■ WRITTEN INSTRUCTION:
Reproduce exactly the lines from the one containing "Give me a plain-text" through the end of the entries, including both. Drop the pictures.

>> BEGIN DATA FOR THE TASK

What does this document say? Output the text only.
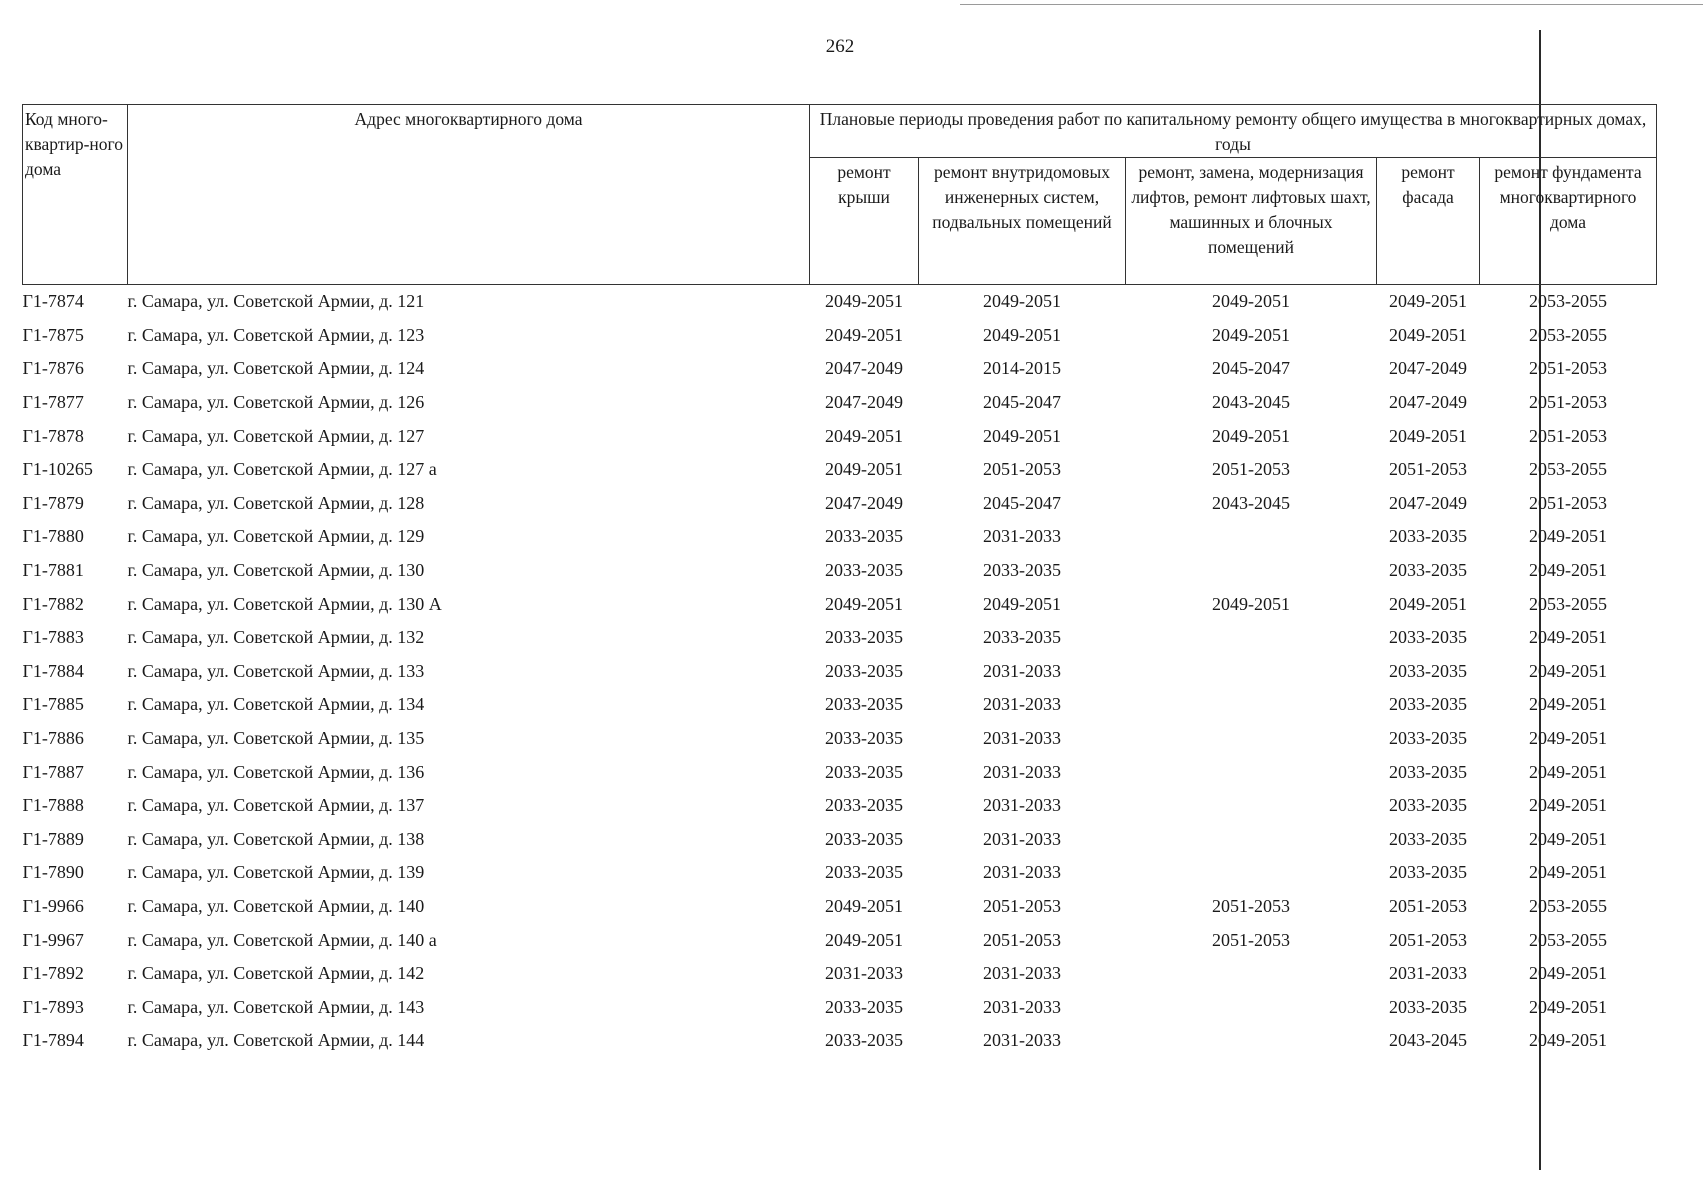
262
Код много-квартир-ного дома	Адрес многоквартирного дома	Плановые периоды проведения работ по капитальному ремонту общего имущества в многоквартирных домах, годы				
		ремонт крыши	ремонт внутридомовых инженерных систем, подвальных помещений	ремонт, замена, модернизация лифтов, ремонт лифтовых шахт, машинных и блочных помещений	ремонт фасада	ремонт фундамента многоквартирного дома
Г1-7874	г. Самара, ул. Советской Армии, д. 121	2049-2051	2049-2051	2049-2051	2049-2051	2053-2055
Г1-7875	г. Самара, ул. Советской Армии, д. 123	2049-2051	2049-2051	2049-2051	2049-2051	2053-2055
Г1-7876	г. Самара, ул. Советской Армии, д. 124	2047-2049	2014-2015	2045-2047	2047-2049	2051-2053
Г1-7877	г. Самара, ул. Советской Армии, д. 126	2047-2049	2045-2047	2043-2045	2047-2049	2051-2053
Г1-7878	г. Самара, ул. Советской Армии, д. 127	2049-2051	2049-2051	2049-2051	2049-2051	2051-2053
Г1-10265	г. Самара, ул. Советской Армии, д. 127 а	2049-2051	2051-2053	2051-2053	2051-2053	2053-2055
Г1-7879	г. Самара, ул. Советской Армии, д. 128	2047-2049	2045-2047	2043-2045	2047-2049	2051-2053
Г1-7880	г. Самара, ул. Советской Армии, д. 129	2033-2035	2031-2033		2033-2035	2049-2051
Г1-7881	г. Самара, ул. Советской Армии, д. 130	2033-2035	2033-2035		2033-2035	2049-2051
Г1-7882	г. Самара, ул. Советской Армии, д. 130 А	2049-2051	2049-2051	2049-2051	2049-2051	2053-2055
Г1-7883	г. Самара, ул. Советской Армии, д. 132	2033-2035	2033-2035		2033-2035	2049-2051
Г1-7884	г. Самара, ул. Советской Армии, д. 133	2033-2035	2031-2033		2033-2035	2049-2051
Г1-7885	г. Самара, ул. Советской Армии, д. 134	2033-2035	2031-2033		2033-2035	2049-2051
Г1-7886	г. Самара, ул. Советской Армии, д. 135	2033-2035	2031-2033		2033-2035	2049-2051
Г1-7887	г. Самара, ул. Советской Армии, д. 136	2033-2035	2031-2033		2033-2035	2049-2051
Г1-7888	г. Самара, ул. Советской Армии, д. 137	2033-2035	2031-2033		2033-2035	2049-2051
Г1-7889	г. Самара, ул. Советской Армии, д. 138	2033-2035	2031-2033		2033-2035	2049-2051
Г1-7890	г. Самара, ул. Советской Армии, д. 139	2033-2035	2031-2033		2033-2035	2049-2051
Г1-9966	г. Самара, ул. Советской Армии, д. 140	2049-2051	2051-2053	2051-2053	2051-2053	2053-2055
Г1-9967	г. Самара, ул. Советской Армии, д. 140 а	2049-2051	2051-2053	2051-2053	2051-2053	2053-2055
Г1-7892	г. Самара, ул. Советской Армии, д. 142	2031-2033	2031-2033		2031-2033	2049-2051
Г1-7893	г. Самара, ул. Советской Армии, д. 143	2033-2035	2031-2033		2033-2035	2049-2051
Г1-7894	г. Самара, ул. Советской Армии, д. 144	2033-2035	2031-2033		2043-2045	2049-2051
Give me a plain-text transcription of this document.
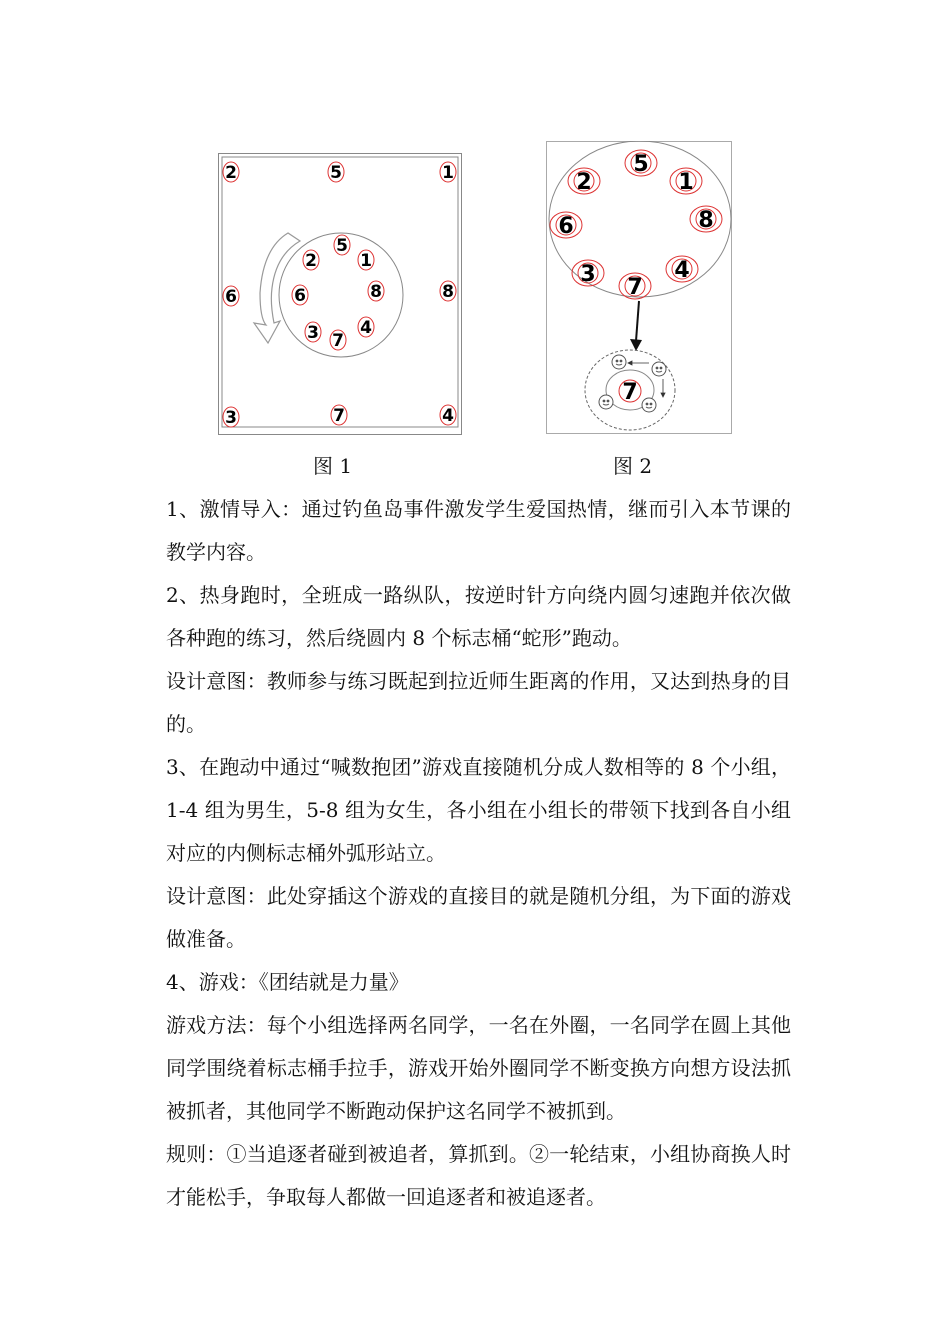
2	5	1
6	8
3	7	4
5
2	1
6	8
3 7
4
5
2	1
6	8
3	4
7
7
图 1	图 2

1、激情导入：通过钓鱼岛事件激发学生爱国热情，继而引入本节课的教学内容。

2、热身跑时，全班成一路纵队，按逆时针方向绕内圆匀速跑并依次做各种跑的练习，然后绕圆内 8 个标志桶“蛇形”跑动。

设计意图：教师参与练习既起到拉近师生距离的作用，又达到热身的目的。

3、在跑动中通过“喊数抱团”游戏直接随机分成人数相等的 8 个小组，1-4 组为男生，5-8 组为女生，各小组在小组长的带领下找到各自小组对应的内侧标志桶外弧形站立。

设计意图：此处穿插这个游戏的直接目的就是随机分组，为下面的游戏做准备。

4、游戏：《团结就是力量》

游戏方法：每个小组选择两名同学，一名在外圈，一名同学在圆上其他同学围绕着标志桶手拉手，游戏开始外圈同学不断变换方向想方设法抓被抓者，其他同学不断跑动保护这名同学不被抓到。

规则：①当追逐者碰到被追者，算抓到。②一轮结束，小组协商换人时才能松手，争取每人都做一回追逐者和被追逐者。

>> END DATA FOR THE TASK

■ EXERCISE ANSWER:
Give me a plain-text transcription of this document.
2	5	1
6	8
3	7	4
5
2	1
6	8
3 7
4
5
2	1
6	8
3	4
7
7
图 1	图 2

1、激情导入：通过钓鱼岛事件激发学生爱国热情，继而引入本节课的教学内容。

2、热身跑时，全班成一路纵队，按逆时针方向绕内圆匀速跑并依次做各种跑的练习，然后绕圆内 8 个标志桶“蛇形”跑动。

设计意图：教师参与练习既起到拉近师生距离的作用，又达到热身的目的。

3、在跑动中通过“喊数抱团”游戏直接随机分成人数相等的 8 个小组，1-4 组为男生，5-8 组为女生，各小组在小组长的带领下找到各自小组对应的内侧标志桶外弧形站立。

设计意图：此处穿插这个游戏的直接目的就是随机分组，为下面的游戏做准备。

4、游戏：《团结就是力量》

游戏方法：每个小组选择两名同学，一名在外圈，一名同学在圆上其他同学围绕着标志桶手拉手，游戏开始外圈同学不断变换方向想方设法抓被抓者，其他同学不断跑动保护这名同学不被抓到。

规则：①当追逐者碰到被追者，算抓到。②一轮结束，小组协商换人时才能松手，争取每人都做一回追逐者和被追逐者。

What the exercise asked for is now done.